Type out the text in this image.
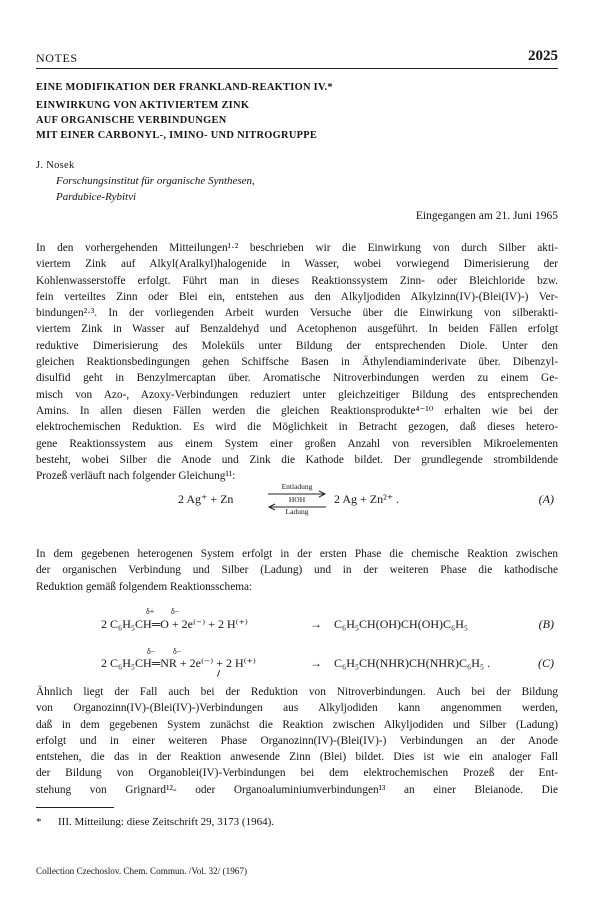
NOTES	2025
EINE MODIFIKATION DER FRANKLAND-REAKTION IV.*
EINWIRKUNG VON AKTIVIERTEM ZINK
AUF ORGANISCHE VERBINDUNGEN
MIT EINER CARBONYL-, IMINO- UND NITROGRUPPE
J. Nosek
Forschungsinstitut für organische Synthesen,
Pardubice-Rybitvi
Eingegangen am 21. Juni 1965
In den vorhergehenden Mitteilungen¹·² beschrieben wir die Einwirkung von durch Silber akti-
viertem Zink auf Alkyl(Aralkyl)halogenide in Wasser, wobei vorwiegend Dimerisierung der
Kohlenwasserstoffe erfolgt. Führt man in dieses Reaktionssystem Zinn- oder Bleichloride bzw.
fein verteiltes Zinn oder Blei ein, entstehen aus den Alkyljodiden Alkylzinn(IV)-(Blei(IV)-) Ver-
bindungen²·³. In der vorliegenden Arbeit wurden Versuche über die Einwirkung von silberakti-
viertem Zink in Wasser auf Benzaldehyd und Acetophenon ausgeführt. In beiden Fällen erfolgt
reduktive Dimerisierung des Moleküls unter Bildung der entsprechenden Diole. Unter den
gleichen Reaktionsbedingungen gehen Schiffsche Basen in Äthylendiaminderivate über. Dibenzyl-
disulfid geht in Benzylmercaptan über. Aromatische Nitroverbindungen werden zu einem Ge-
misch von Azo-, Azoxy-Verbindungen reduziert unter gleichzeitiger Bildung des entsprechenden
Amins. In allen diesen Fällen werden die gleichen Reaktionsprodukte⁴⁻¹⁰ erhalten wie bei der
elektrochemischen Reduktion. Es wird die Möglichkeit in Betracht gezogen, daß dieses hetero-
gene Reaktionssystem aus einem System einer großen Anzahl von reversiblen Mikroelementen
besteht, wobei Silber die Anode und Zink die Kathode bildet. Der grundlegende strombildende
Prozeß verläuft nach folgender Gleichung¹¹:
2 Ag⁺ + Zn
Entladung
HOH
Ladung
2 Ag + Zn²⁺ .	(A)
In dem gegebenen heterogenen System erfolgt in der ersten Phase die chemische Reaktion zwischen
der organischen Verbindung und Silber (Ladung) und in der weiteren Phase die kathodische
Reduktion gemäß folgendem Reaktionsschema:
δ+ δ−
2 C₆H₅CH═O + 2e⁽⁻⁾ + 2 H⁽⁺⁾	→ C₆H₅CH(OH)CH(OH)C₆H₅	(B)
δ− δ−
2 C₆H₅CH═NR + 2e⁽⁻⁾ + 2 H⁽⁺⁾	→ C₆H₅CH(NHR)CH(NHR)C₆H₅ .	(C)
Ähnlich liegt der Fall auch bei der Reduktion von Nitroverbindungen. Auch bei der Bildung
von Organozinn(IV)-(Blei(IV)-)Verbindungen aus Alkyljodiden kann angenommen werden,
daß in dem gegebenen System zunächst die Reaktion zwischen Alkyljodiden und Silber (Ladung)
erfolgt und in einer weiteren Phase Organozinn(IV)-(Blei(IV)-) Verbindungen an der Anode
entstehen, die das in der Reaktion anwesende Zinn (Blei) bildet. Dies ist wie ein analoger Fall
der Bildung von Organoblei(IV)-Verbindungen bei dem elektrochemischen Prozeß der Ent-
stehung von Grignard¹²- oder Organoaluminiumverbindungen¹³ an einer Bleianode. Die
*      III. Mitteilung: diese Zeitschrift 29, 3173 (1964).
Collection Czechoslov. Chem. Commun. /Vol. 32/ (1967)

▶ _Instructions to follow_
What lines in the data include the string "wobei"? Copy each one.

▶ _Response to the task_
viertem Zink auf Alkyl(Aralkyl)halogenide in Wasser, wobei vorwiegend Dimerisierung der
besteht, wobei Silber die Anode und Zink die Kathode bildet. Der grundlegende strombildende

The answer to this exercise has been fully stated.